* Exercise prompt *
Provide an exact transcription of all the records.

* Exercise inputs *

----------------

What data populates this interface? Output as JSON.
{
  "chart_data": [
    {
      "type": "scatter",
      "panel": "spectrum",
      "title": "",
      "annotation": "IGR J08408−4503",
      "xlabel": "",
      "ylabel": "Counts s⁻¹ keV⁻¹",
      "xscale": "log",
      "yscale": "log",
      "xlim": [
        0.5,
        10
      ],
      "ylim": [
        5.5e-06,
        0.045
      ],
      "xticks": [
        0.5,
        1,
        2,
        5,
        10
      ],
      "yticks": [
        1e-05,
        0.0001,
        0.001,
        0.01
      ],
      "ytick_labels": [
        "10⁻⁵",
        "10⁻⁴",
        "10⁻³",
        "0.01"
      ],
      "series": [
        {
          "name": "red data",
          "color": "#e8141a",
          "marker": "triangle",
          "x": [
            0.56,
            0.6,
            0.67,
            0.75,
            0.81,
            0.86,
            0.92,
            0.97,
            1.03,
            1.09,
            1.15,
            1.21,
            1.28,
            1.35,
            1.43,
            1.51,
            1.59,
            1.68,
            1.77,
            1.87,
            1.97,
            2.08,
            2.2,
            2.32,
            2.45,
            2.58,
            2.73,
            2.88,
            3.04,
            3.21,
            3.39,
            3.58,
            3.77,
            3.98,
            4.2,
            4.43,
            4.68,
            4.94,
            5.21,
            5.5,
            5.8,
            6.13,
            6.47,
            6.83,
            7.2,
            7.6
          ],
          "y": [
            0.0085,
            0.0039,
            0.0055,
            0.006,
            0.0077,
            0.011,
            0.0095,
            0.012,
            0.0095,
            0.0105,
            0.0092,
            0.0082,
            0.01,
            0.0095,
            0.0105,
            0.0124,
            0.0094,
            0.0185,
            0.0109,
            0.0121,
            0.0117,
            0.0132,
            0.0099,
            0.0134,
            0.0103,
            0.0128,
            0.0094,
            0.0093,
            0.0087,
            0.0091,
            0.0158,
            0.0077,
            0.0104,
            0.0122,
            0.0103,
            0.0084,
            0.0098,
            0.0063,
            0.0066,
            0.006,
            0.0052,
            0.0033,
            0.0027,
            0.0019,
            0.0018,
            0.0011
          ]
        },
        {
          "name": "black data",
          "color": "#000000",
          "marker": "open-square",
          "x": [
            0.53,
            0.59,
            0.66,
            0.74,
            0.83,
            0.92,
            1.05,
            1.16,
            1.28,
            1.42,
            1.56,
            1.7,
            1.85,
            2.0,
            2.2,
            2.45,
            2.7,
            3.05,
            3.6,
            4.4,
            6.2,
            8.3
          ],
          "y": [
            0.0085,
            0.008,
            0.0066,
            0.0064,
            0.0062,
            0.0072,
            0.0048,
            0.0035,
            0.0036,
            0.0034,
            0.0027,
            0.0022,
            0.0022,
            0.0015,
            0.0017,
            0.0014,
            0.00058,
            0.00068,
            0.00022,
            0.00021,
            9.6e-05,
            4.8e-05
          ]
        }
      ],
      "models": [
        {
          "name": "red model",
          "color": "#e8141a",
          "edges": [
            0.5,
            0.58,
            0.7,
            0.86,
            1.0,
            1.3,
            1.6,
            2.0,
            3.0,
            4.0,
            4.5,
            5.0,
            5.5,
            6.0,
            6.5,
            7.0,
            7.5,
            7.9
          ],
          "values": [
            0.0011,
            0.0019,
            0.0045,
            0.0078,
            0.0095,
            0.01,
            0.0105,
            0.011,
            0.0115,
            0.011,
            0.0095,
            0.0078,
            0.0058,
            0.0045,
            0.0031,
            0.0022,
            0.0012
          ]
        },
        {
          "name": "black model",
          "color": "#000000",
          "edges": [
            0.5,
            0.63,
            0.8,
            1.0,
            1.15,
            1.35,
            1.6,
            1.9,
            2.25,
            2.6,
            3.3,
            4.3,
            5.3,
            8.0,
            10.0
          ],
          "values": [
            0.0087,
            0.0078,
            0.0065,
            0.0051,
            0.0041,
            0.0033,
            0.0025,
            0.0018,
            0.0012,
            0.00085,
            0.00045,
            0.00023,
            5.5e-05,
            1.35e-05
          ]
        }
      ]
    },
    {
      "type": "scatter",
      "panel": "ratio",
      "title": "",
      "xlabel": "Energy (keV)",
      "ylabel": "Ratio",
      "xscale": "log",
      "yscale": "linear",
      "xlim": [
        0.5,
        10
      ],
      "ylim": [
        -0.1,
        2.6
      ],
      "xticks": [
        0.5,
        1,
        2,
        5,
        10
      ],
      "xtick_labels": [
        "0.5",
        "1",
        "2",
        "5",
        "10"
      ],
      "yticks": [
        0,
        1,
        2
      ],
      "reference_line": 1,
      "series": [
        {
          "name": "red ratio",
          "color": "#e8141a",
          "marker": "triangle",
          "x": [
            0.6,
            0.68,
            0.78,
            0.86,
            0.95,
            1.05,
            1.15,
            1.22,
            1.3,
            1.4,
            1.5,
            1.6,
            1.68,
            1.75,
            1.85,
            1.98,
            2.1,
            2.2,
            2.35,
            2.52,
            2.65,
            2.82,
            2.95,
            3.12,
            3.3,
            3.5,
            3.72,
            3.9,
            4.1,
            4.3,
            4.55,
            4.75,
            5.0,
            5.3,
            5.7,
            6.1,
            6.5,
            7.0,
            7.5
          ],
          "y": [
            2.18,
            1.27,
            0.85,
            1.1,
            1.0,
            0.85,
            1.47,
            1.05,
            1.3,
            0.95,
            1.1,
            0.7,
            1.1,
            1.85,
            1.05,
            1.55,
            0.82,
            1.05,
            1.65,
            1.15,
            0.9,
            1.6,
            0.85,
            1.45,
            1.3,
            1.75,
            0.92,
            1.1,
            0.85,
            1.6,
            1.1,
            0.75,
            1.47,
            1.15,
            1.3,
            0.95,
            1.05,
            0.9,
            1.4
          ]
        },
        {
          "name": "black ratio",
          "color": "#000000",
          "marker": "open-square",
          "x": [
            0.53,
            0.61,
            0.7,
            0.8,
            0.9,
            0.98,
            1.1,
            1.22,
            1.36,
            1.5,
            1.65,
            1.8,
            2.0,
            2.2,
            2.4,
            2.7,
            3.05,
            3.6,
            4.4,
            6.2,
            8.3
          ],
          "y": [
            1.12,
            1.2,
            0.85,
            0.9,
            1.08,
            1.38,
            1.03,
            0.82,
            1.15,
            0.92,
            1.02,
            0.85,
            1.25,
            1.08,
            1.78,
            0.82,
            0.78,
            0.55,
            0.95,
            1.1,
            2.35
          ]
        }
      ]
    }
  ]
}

----------------

* Response below *
What data populates this interface? Output as JSON.
{
  "chart_data": [
    {
      "type": "scatter",
      "panel": "spectrum",
      "title": "",
      "annotation": "IGR J08408−4503",
      "xlabel": "",
      "ylabel": "Counts s⁻¹ keV⁻¹",
      "xscale": "log",
      "yscale": "log",
      "xlim": [
        0.5,
        10
      ],
      "ylim": [
        5.5e-06,
        0.045
      ],
      "xticks": [
        0.5,
        1,
        2,
        5,
        10
      ],
      "yticks": [
        1e-05,
        0.0001,
        0.001,
        0.01
      ],
      "ytick_labels": [
        "10⁻⁵",
        "10⁻⁴",
        "10⁻³",
        "0.01"
      ],
      "series": [
        {
          "name": "red data",
          "color": "#e8141a",
          "marker": "triangle",
          "x": [
            0.56,
            0.6,
            0.67,
            0.75,
            0.81,
            0.86,
            0.92,
            0.97,
            1.03,
            1.09,
            1.15,
            1.21,
            1.28,
            1.35,
            1.43,
            1.51,
            1.59,
            1.68,
            1.77,
            1.87,
            1.97,
            2.08,
            2.2,
            2.32,
            2.45,
            2.58,
            2.73,
            2.88,
            3.04,
            3.21,
            3.39,
            3.58,
            3.77,
            3.98,
            4.2,
            4.43,
            4.68,
            4.94,
            5.21,
            5.5,
            5.8,
            6.13,
            6.47,
            6.83,
            7.2,
            7.6
          ],
          "y": [
            0.0085,
            0.0039,
            0.0055,
            0.006,
            0.0077,
            0.011,
            0.0095,
            0.012,
            0.0095,
            0.0105,
            0.0092,
            0.0082,
            0.01,
            0.0095,
            0.0105,
            0.0124,
            0.0094,
            0.0185,
            0.0109,
            0.0121,
            0.0117,
            0.0132,
            0.0099,
            0.0134,
            0.0103,
            0.0128,
            0.0094,
            0.0093,
            0.0087,
            0.0091,
            0.0158,
            0.0077,
            0.0104,
            0.0122,
            0.0103,
            0.0084,
            0.0098,
            0.0063,
            0.0066,
            0.006,
            0.0052,
            0.0033,
            0.0027,
            0.0019,
            0.0018,
            0.0011
          ]
        },
        {
          "name": "black data",
          "color": "#000000",
          "marker": "open-square",
          "x": [
            0.53,
            0.59,
            0.66,
            0.74,
            0.83,
            0.92,
            1.05,
            1.16,
            1.28,
            1.42,
            1.56,
            1.7,
            1.85,
            2.0,
            2.2,
            2.45,
            2.7,
            3.05,
            3.6,
            4.4,
            6.2,
            8.3
          ],
          "y": [
            0.0085,
            0.008,
            0.0066,
            0.0064,
            0.0062,
            0.0072,
            0.0048,
            0.0035,
            0.0036,
            0.0034,
            0.0027,
            0.0022,
            0.0022,
            0.0015,
            0.0017,
            0.0014,
            0.00058,
            0.00068,
            0.00022,
            0.00021,
            9.6e-05,
            4.8e-05
          ]
        }
      ],
      "models": [
        {
          "name": "red model",
          "color": "#e8141a",
          "edges": [
            0.5,
            0.58,
            0.7,
            0.86,
            1.0,
            1.3,
            1.6,
            2.0,
            3.0,
            4.0,
            4.5,
            5.0,
            5.5,
            6.0,
            6.5,
            7.0,
            7.5,
            7.9
          ],
          "values": [
            0.0011,
            0.0019,
            0.0045,
            0.0078,
            0.0095,
            0.01,
            0.0105,
            0.011,
            0.0115,
            0.011,
            0.0095,
            0.0078,
            0.0058,
            0.0045,
            0.0031,
            0.0022,
            0.0012
          ]
        },
        {
          "name": "black model",
          "color": "#000000",
          "edges": [
            0.5,
            0.63,
            0.8,
            1.0,
            1.15,
            1.35,
            1.6,
            1.9,
            2.25,
            2.6,
            3.3,
            4.3,
            5.3,
            8.0,
            10.0
          ],
          "values": [
            0.0087,
            0.0078,
            0.0065,
            0.0051,
            0.0041,
            0.0033,
            0.0025,
            0.0018,
            0.0012,
            0.00085,
            0.00045,
            0.00023,
            5.5e-05,
            1.35e-05
          ]
        }
      ]
    },
    {
      "type": "scatter",
      "panel": "ratio",
      "title": "",
      "xlabel": "Energy (keV)",
      "ylabel": "Ratio",
      "xscale": "log",
      "yscale": "linear",
      "xlim": [
        0.5,
        10
      ],
      "ylim": [
        -0.1,
        2.6
      ],
      "xticks": [
        0.5,
        1,
        2,
        5,
        10
      ],
      "xtick_labels": [
        "0.5",
        "1",
        "2",
        "5",
        "10"
      ],
      "yticks": [
        0,
        1,
        2
      ],
      "reference_line": 1,
      "series": [
        {
          "name": "red ratio",
          "color": "#e8141a",
          "marker": "triangle",
          "x": [
            0.6,
            0.68,
            0.78,
            0.86,
            0.95,
            1.05,
            1.15,
            1.22,
            1.3,
            1.4,
            1.5,
            1.6,
            1.68,
            1.75,
            1.85,
            1.98,
            2.1,
            2.2,
            2.35,
            2.52,
            2.65,
            2.82,
            2.95,
            3.12,
            3.3,
            3.5,
            3.72,
            3.9,
            4.1,
            4.3,
            4.55,
            4.75,
            5.0,
            5.3,
            5.7,
            6.1,
            6.5,
            7.0,
            7.5
          ],
          "y": [
            2.18,
            1.27,
            0.85,
            1.1,
            1.0,
            0.85,
            1.47,
            1.05,
            1.3,
            0.95,
            1.1,
            0.7,
            1.1,
            1.85,
            1.05,
            1.55,
            0.82,
            1.05,
            1.65,
            1.15,
            0.9,
            1.6,
            0.85,
            1.45,
            1.3,
            1.75,
            0.92,
            1.1,
            0.85,
            1.6,
            1.1,
            0.75,
            1.47,
            1.15,
            1.3,
            0.95,
            1.05,
            0.9,
            1.4
          ]
        },
        {
          "name": "black ratio",
          "color": "#000000",
          "marker": "open-square",
          "x": [
            0.53,
            0.61,
            0.7,
            0.8,
            0.9,
            0.98,
            1.1,
            1.22,
            1.36,
            1.5,
            1.65,
            1.8,
            2.0,
            2.2,
            2.4,
            2.7,
            3.05,
            3.6,
            4.4,
            6.2,
            8.3
          ],
          "y": [
            1.12,
            1.2,
            0.85,
            0.9,
            1.08,
            1.38,
            1.03,
            0.82,
            1.15,
            0.92,
            1.02,
            0.85,
            1.25,
            1.08,
            1.78,
            0.82,
            0.78,
            0.55,
            0.95,
            1.1,
            2.35
          ]
        }
      ]
    }
  ]
}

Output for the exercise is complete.